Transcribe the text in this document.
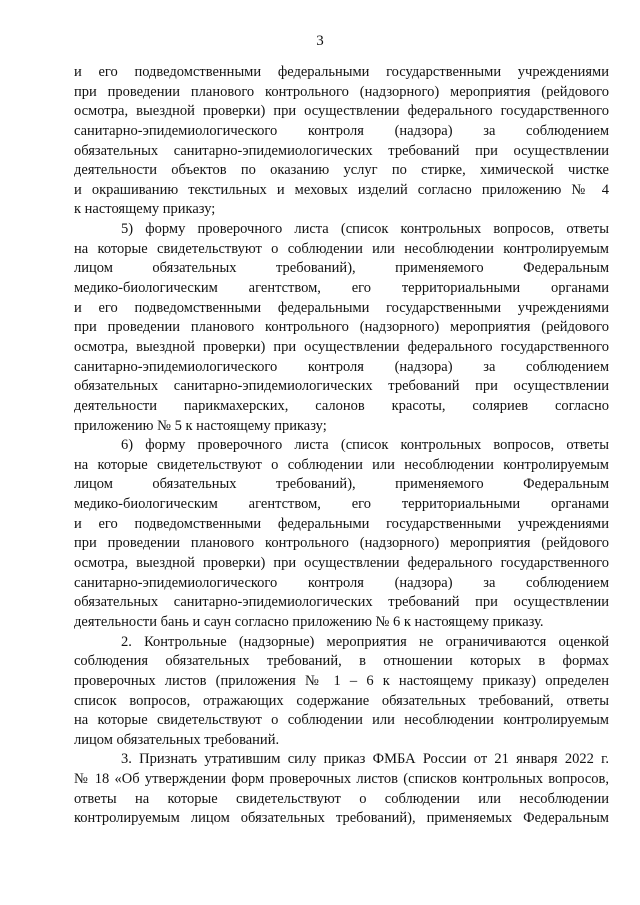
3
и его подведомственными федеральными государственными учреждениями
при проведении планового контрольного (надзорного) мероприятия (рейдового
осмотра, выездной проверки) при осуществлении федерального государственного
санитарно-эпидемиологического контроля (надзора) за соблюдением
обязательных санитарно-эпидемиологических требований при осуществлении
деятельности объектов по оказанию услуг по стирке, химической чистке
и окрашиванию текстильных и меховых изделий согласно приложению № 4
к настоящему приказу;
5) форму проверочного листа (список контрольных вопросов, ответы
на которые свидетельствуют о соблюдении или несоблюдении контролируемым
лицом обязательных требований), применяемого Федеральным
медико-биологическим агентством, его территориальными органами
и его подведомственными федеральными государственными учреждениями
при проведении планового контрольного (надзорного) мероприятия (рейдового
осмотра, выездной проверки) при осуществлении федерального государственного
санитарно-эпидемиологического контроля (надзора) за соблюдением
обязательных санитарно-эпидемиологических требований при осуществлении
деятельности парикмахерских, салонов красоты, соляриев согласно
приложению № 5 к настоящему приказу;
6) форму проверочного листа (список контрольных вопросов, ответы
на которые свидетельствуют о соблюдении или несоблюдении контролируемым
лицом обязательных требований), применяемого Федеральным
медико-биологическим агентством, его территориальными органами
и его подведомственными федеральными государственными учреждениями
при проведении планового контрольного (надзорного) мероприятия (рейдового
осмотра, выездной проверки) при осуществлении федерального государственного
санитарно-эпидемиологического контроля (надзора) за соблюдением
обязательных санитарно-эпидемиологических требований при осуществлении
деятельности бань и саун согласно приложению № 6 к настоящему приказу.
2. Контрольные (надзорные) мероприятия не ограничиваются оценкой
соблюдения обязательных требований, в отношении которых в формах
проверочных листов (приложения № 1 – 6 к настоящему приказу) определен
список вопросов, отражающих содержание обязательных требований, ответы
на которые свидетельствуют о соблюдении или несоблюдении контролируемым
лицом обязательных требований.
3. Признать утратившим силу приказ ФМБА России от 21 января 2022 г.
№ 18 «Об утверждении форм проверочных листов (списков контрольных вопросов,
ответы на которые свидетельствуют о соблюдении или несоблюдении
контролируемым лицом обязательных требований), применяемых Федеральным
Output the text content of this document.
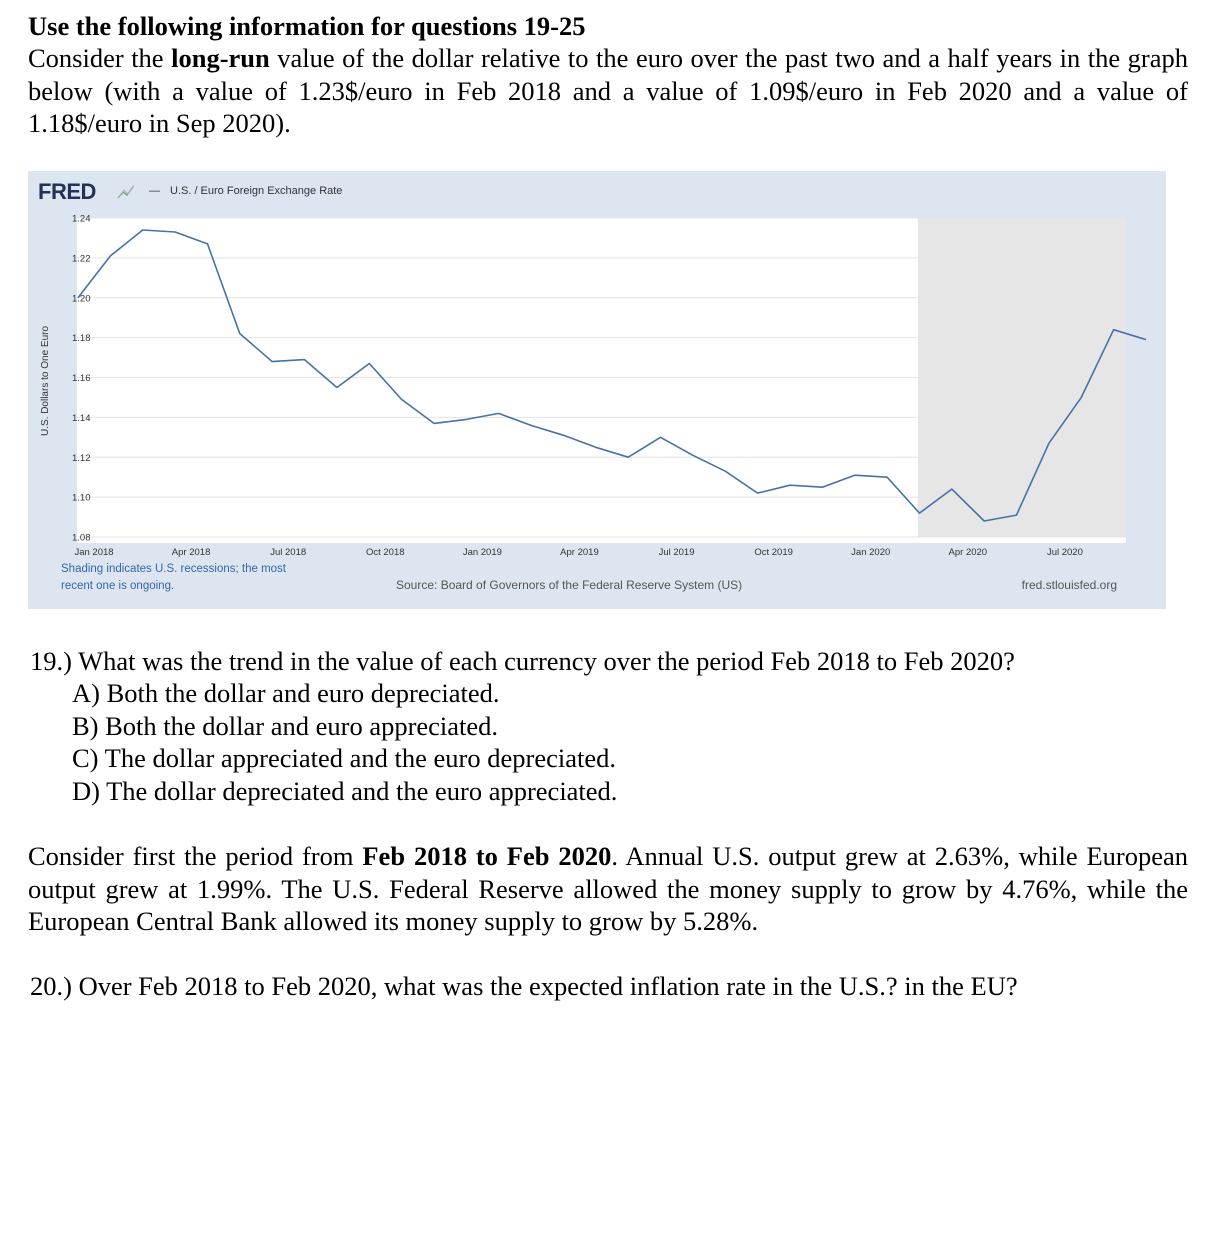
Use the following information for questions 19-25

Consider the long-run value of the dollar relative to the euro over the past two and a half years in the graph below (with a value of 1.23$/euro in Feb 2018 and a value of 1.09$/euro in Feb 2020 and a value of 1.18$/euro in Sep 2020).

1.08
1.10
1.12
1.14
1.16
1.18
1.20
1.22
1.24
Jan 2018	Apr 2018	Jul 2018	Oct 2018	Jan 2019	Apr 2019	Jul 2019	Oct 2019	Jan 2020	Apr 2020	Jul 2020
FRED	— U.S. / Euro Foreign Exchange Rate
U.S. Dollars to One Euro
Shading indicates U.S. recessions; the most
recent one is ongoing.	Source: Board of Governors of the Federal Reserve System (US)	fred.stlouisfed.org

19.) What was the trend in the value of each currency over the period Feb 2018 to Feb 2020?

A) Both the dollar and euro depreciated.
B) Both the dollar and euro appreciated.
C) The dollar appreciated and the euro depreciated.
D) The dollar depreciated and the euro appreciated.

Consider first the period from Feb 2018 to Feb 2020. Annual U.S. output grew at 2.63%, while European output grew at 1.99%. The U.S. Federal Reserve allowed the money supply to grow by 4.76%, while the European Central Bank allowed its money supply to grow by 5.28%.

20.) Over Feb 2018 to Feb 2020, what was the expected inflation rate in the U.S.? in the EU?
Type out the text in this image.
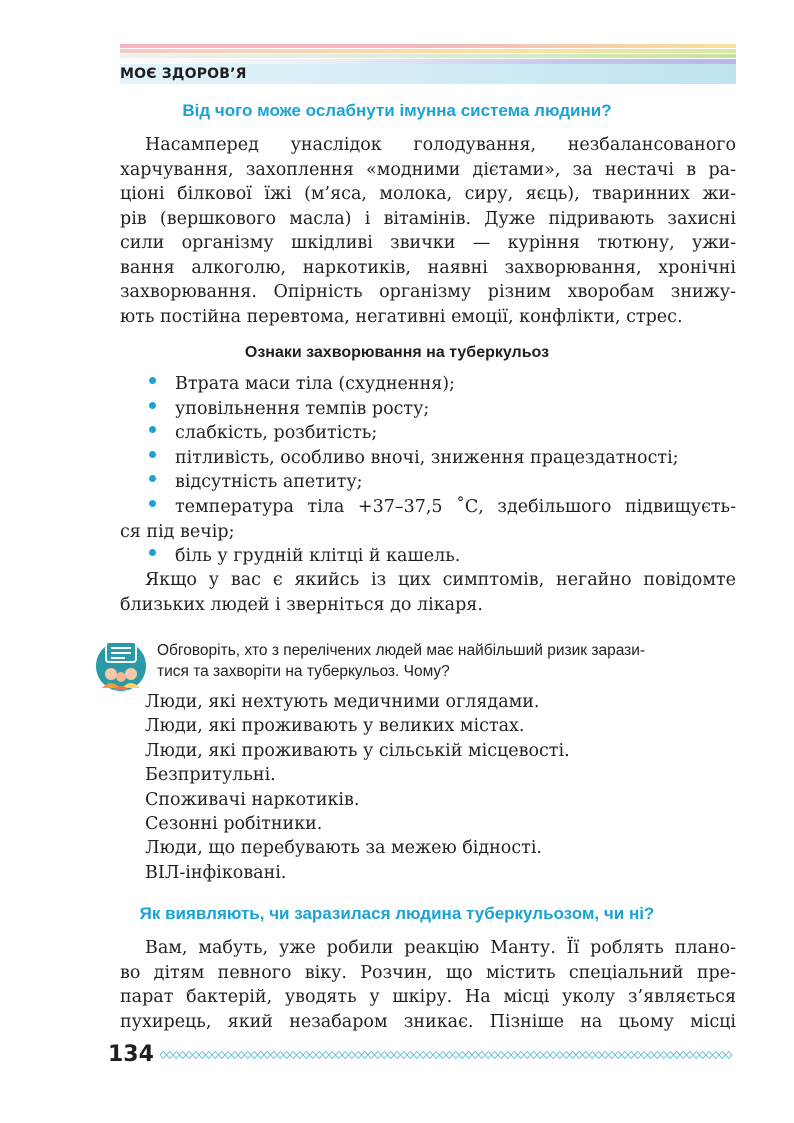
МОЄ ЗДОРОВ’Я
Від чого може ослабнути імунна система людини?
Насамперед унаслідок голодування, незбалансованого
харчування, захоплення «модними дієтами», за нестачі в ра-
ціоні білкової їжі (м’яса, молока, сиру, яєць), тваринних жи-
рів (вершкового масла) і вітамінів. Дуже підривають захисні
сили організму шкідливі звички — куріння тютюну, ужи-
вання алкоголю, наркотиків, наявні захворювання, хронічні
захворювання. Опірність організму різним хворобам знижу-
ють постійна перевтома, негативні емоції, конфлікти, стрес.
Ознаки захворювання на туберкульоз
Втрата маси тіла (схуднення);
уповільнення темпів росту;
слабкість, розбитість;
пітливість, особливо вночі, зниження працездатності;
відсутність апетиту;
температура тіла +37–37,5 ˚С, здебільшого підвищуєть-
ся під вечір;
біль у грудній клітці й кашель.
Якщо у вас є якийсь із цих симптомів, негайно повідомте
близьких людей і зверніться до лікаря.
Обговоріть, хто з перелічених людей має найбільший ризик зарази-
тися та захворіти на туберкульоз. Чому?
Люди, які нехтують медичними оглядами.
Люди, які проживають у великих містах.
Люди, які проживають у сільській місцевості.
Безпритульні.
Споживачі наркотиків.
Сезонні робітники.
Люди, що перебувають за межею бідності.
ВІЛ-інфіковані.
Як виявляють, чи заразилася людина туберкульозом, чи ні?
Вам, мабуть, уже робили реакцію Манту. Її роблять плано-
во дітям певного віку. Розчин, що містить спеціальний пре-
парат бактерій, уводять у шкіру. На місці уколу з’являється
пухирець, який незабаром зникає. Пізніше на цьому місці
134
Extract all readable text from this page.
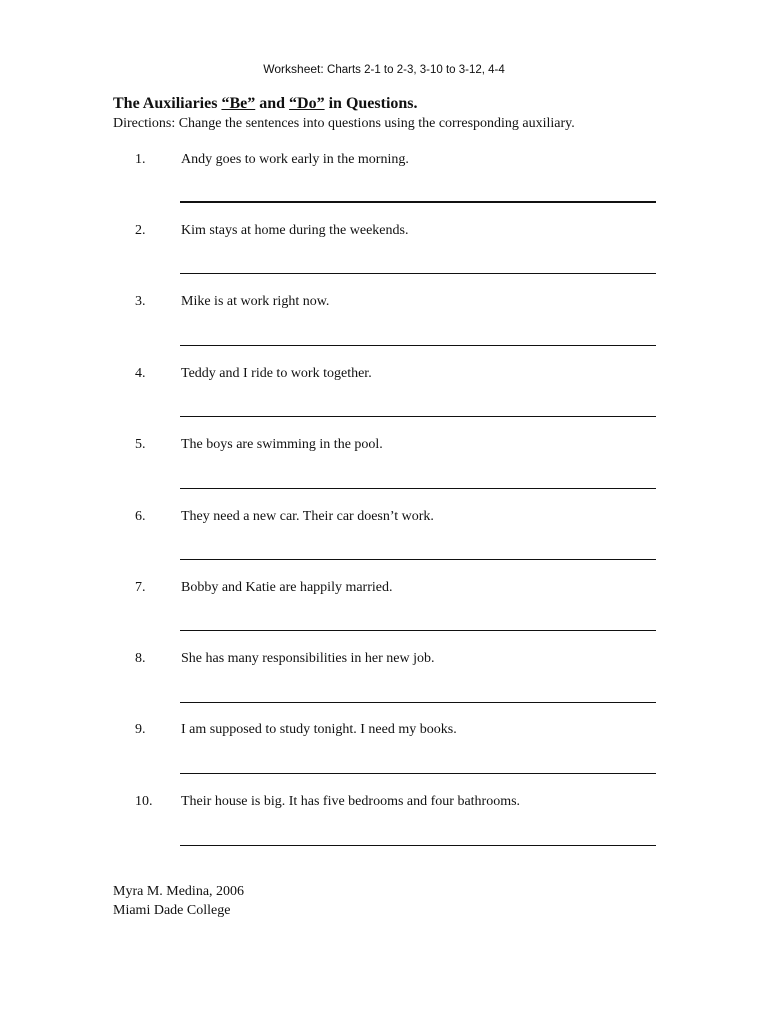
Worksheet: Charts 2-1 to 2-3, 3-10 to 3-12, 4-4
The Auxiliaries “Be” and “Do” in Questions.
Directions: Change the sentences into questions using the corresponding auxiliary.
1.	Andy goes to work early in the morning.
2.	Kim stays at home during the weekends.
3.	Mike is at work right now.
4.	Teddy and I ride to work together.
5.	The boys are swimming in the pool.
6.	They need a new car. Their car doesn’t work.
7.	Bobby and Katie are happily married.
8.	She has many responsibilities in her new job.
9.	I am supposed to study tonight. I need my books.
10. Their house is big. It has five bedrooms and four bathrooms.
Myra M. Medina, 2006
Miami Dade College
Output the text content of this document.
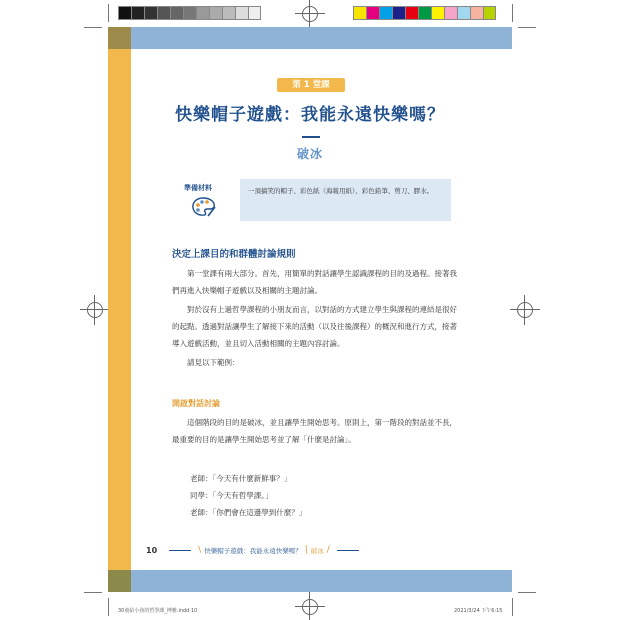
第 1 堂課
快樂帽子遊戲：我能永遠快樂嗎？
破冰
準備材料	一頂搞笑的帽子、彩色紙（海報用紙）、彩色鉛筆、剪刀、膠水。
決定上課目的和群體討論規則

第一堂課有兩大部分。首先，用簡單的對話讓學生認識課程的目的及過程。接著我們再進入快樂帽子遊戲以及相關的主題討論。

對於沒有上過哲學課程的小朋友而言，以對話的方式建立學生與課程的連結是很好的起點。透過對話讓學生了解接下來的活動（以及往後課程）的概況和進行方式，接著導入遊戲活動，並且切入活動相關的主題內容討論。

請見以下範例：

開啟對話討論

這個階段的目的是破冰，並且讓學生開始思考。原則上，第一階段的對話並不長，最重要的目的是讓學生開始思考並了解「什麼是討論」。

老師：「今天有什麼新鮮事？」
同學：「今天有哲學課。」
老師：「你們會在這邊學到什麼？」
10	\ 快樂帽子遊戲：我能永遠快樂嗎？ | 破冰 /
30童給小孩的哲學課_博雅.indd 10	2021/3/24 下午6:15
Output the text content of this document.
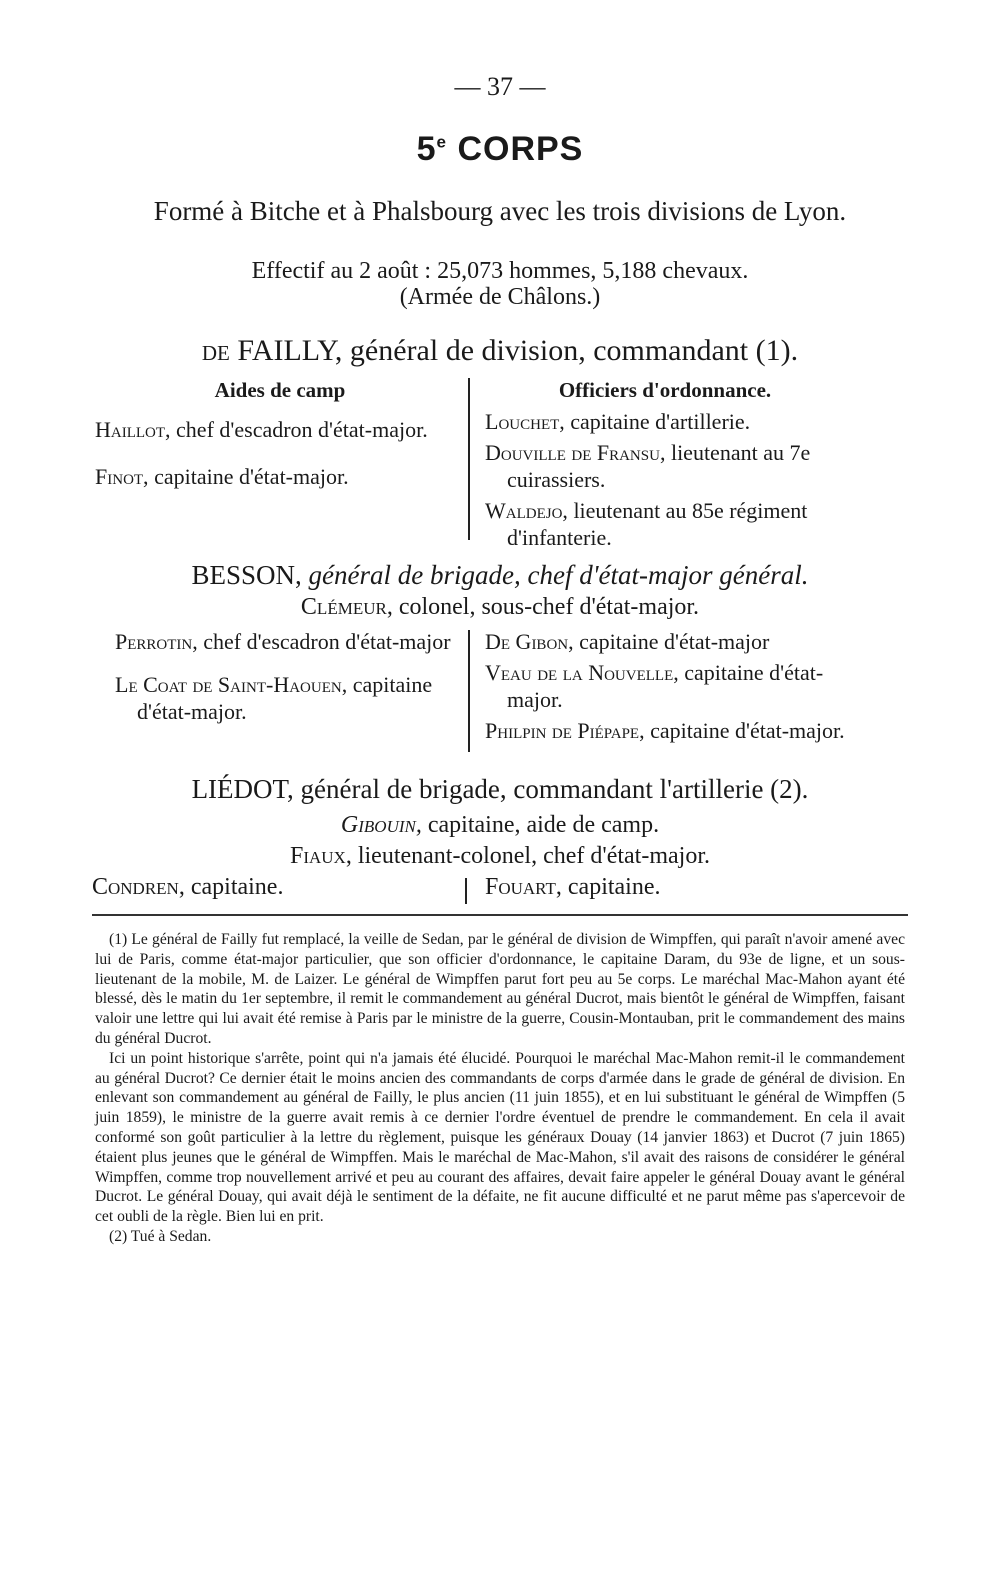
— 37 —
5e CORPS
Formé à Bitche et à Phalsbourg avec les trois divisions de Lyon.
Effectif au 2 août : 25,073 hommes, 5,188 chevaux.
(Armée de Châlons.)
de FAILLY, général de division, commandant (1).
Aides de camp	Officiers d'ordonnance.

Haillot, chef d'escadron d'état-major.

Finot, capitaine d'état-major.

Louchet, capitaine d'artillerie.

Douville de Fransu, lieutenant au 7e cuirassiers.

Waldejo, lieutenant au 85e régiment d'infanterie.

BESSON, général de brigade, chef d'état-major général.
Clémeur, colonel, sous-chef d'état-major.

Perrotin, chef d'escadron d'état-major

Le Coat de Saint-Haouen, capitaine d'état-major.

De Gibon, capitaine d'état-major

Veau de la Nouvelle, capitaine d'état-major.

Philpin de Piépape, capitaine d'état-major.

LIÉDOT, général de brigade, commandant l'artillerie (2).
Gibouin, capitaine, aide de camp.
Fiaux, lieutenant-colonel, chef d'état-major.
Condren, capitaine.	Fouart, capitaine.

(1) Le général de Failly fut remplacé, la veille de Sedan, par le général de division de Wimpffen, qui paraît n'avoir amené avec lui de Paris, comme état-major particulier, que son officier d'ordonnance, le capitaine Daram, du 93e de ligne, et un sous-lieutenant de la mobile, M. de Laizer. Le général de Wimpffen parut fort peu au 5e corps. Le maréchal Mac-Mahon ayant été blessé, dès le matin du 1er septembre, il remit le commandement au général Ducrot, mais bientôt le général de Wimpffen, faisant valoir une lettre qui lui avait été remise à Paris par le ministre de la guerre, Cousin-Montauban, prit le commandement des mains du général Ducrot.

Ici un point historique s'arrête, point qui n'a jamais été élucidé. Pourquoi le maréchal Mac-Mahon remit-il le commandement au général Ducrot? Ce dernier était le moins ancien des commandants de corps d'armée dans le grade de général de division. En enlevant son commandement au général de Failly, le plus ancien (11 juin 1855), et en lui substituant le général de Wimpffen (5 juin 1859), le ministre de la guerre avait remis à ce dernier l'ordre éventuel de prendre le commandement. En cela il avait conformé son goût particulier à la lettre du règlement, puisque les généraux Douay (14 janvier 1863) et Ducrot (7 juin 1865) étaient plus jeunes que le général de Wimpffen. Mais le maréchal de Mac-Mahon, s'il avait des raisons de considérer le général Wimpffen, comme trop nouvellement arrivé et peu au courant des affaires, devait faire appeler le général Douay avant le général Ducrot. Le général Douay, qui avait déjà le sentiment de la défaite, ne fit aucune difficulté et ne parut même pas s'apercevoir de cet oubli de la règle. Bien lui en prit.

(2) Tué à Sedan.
◆ ◆ ◆ ◆ ◆ ◆ ◆
# EXERCISE TASK
Look through the material above and pick out each line holding the word "Federal".

# OUTPUT OF THE EXERCISE
recent one is ongoing.	Source: Board of Governors of the Federal Reserve System (US)	fred.stlouisfed.org
Consider first the period from Feb 2018 to Feb 2020. Annual U.S. output grew at 2.63%, while European output grew at 1.99%. The U.S. Federal Reserve allowed the money supply to grow by 4.76%, while the European Central Bank allowed its money supply to grow by 5.28%.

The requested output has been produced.